** START OF Records supplied **

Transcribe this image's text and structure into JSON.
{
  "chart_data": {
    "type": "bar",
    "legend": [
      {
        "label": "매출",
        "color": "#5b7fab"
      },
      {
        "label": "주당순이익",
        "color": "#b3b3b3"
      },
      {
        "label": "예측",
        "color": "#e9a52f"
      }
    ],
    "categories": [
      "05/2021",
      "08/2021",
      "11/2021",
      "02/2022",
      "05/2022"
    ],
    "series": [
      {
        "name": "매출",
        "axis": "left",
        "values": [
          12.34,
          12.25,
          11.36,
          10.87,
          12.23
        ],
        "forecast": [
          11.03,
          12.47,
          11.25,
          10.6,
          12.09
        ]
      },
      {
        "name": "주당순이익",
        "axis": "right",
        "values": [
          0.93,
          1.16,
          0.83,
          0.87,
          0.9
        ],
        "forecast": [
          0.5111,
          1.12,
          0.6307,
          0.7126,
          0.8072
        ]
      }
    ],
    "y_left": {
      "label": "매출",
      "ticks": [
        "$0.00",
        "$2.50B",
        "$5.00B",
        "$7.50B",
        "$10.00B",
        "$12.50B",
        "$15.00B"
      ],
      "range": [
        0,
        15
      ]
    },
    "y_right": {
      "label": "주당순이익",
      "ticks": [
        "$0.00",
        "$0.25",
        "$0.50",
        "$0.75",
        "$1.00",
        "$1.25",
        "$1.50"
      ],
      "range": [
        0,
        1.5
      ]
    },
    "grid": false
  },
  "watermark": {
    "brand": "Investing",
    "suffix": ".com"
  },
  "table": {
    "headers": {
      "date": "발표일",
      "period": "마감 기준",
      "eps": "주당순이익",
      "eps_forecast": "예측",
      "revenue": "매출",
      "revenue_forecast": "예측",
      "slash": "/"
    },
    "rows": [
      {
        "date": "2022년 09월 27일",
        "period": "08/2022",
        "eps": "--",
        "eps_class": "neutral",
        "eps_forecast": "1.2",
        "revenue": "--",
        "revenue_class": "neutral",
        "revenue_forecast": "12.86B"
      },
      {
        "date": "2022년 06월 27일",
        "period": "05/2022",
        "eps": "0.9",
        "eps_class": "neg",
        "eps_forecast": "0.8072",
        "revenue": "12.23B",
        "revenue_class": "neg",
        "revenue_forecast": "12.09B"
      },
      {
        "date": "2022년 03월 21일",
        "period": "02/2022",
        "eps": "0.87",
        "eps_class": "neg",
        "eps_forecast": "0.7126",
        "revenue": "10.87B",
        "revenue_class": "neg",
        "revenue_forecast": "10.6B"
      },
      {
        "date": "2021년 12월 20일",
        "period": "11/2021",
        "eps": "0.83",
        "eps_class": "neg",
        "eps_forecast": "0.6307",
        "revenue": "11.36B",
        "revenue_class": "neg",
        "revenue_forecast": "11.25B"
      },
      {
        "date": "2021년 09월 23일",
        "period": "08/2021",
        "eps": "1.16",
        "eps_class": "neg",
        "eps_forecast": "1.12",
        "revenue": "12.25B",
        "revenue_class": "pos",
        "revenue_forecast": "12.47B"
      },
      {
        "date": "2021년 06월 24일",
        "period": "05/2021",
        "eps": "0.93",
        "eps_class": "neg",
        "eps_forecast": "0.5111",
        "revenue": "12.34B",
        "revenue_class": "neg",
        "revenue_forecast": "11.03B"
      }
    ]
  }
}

** END OF Records supplied **
** START OF Records supplied **

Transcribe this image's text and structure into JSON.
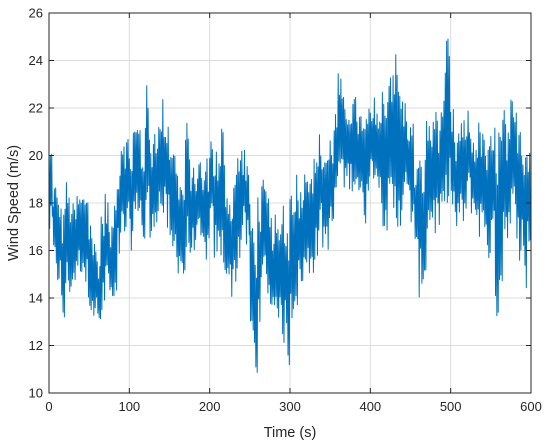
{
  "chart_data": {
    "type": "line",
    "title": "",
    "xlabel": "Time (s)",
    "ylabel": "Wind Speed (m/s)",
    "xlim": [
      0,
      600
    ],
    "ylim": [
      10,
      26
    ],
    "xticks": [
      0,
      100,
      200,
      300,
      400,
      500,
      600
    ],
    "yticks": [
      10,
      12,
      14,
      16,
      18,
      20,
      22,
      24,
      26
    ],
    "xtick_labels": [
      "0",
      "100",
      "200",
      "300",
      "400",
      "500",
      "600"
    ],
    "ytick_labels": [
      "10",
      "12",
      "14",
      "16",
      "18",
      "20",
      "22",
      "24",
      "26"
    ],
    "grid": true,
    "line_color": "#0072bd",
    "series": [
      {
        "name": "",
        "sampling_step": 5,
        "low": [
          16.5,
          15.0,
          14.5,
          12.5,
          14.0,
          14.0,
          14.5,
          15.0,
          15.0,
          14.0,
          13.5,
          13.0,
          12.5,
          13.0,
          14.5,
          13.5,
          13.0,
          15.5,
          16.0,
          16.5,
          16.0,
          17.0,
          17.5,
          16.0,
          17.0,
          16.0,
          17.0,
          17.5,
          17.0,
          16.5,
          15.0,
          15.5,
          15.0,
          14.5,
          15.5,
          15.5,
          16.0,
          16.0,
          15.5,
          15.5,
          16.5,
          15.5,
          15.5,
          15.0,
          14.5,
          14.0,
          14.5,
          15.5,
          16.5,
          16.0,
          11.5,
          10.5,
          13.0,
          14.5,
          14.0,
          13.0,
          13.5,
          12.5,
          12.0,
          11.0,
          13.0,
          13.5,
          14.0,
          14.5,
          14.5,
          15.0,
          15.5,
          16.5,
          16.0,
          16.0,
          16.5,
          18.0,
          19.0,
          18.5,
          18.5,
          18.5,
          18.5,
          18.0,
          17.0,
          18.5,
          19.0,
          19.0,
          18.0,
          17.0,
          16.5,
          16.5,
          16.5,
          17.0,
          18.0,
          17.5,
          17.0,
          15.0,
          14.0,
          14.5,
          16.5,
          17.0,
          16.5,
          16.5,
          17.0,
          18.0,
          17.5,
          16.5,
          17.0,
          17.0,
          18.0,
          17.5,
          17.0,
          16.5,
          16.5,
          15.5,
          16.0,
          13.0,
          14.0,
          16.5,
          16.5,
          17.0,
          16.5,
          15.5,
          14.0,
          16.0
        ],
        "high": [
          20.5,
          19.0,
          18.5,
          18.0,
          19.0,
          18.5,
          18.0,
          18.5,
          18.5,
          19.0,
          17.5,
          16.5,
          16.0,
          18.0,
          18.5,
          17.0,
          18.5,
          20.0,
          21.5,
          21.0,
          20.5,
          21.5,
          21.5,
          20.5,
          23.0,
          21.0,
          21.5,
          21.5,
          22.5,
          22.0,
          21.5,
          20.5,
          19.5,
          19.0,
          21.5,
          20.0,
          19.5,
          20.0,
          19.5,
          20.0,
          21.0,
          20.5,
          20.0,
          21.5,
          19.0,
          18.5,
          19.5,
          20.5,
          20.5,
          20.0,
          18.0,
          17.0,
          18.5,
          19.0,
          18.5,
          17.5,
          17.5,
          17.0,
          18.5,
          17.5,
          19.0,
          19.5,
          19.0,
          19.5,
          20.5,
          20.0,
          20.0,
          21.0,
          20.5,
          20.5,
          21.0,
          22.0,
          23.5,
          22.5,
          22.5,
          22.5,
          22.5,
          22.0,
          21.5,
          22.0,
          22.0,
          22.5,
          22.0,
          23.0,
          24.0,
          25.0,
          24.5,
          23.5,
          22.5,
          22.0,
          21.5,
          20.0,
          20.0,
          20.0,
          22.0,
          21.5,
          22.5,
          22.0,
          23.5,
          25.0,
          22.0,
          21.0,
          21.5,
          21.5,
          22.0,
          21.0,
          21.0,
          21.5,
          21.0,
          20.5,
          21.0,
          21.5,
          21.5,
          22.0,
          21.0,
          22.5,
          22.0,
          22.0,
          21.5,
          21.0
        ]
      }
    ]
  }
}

** END OF Records supplied **
** START OF Records supplied **

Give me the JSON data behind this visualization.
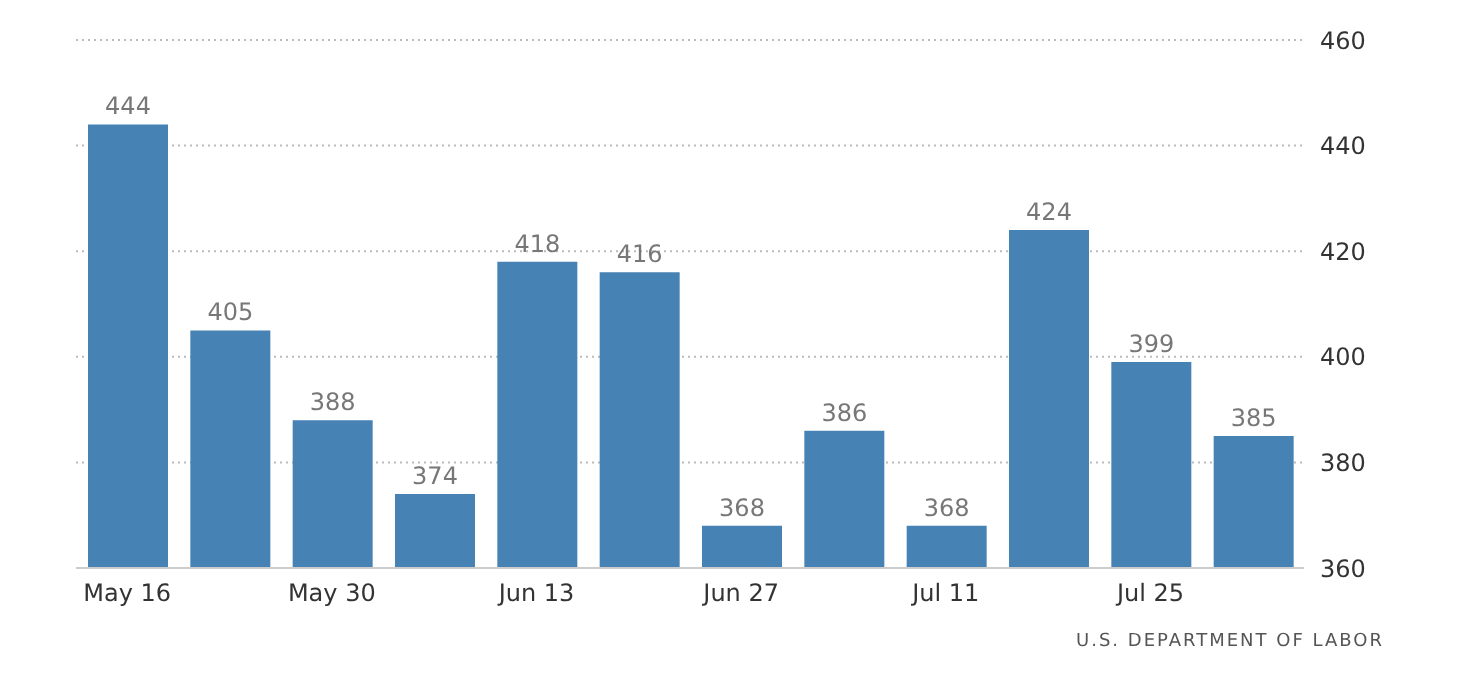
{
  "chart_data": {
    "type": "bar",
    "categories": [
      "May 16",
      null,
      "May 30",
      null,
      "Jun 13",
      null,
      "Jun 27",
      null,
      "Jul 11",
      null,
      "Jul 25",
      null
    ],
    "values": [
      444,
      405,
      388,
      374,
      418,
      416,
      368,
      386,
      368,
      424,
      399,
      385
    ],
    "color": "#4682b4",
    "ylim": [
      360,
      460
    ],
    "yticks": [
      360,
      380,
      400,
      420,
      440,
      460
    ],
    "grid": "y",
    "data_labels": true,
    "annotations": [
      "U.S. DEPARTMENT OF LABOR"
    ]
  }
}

** END OF Records supplied **

■ **The exercise**
How many of the lines above include the string "neutral"? Reply with the number by itself.

■ **Result for this task**
2